• _A run of records_:
--- begin ---

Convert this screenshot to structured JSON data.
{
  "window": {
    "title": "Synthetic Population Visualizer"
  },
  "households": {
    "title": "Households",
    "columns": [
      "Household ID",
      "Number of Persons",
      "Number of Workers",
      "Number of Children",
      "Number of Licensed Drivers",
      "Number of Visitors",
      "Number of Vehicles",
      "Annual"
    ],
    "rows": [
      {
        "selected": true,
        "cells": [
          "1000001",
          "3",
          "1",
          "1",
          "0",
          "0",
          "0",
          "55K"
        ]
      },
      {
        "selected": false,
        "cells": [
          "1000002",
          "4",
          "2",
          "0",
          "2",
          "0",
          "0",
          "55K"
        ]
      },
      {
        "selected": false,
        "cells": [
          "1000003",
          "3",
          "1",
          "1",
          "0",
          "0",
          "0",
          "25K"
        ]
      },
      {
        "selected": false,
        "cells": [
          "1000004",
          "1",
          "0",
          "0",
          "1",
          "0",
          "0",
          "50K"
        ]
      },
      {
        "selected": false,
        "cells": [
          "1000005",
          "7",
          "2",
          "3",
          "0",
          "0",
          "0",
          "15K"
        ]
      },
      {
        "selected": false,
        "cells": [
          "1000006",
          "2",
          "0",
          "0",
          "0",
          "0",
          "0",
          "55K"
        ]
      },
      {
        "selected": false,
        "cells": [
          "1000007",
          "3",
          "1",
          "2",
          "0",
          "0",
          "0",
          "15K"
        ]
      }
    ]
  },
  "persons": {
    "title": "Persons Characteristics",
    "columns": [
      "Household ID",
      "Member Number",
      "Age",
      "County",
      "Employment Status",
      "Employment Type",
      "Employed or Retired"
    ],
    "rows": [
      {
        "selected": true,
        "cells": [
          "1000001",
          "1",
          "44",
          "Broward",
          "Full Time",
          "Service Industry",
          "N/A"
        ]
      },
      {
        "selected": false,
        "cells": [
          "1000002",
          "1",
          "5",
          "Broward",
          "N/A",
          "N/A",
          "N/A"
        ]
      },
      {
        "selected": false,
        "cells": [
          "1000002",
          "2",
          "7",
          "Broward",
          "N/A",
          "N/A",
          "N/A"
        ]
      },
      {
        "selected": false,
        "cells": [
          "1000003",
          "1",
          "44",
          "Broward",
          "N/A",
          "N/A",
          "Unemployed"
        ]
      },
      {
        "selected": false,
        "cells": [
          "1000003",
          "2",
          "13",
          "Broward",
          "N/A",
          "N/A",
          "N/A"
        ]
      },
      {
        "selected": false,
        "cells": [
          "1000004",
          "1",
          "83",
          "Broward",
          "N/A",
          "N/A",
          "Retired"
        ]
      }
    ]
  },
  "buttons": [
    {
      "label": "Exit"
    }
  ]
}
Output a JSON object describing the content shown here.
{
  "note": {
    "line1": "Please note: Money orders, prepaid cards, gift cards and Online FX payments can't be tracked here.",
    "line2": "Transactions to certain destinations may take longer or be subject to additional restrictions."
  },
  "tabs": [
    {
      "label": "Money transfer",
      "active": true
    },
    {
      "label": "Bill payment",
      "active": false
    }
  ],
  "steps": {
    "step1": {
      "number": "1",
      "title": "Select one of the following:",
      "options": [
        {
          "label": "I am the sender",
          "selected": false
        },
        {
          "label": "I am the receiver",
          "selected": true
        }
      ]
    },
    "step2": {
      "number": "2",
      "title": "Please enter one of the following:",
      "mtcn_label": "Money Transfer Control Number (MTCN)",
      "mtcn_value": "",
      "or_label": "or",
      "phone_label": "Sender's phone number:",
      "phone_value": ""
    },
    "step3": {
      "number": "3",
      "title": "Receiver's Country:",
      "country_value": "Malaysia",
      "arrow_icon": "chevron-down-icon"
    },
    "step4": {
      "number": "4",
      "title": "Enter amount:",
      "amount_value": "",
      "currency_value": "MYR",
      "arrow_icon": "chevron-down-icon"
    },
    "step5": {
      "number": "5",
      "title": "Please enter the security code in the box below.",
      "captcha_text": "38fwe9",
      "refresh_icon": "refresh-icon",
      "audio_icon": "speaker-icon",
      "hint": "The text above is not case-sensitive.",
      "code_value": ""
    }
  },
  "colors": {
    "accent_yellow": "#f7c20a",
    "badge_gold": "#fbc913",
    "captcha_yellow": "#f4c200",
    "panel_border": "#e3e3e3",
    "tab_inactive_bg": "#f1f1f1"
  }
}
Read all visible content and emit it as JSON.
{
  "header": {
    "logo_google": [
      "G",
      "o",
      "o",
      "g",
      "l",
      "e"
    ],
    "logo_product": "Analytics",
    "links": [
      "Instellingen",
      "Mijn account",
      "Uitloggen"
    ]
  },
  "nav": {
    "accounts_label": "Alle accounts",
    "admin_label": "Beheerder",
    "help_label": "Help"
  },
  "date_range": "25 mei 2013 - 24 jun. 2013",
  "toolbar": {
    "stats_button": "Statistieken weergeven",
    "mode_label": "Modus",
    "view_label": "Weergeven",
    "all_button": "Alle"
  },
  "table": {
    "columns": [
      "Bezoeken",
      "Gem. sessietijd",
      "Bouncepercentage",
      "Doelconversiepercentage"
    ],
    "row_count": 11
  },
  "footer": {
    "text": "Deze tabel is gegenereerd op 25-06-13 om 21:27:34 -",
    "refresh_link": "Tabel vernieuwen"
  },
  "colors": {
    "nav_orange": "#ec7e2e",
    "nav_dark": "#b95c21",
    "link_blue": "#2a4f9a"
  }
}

--- end ---

• _Prompt_: From the line containing "Read all visible content and emit it as JSON." down to the final line of the data, write out every line exactly; both the first and last of these belong in your answer, and nothing else does.

• _Correct result_:
Read all visible content and emit it as JSON.
{
  "header": {
    "logo_google": [
      "G",
      "o",
      "o",
      "g",
      "l",
      "e"
    ],
    "logo_product": "Analytics",
    "links": [
      "Instellingen",
      "Mijn account",
      "Uitloggen"
    ]
  },
  "nav": {
    "accounts_label": "Alle accounts",
    "admin_label": "Beheerder",
    "help_label": "Help"
  },
  "date_range": "25 mei 2013 - 24 jun. 2013",
  "toolbar": {
    "stats_button": "Statistieken weergeven",
    "mode_label": "Modus",
    "view_label": "Weergeven",
    "all_button": "Alle"
  },
  "table": {
    "columns": [
      "Bezoeken",
      "Gem. sessietijd",
      "Bouncepercentage",
      "Doelconversiepercentage"
    ],
    "row_count": 11
  },
  "footer": {
    "text": "Deze tabel is gegenereerd op 25-06-13 om 21:27:34 -",
    "refresh_link": "Tabel vernieuwen"
  },
  "colors": {
    "nav_orange": "#ec7e2e",
    "nav_dark": "#b95c21",
    "link_blue": "#2a4f9a"
  }
}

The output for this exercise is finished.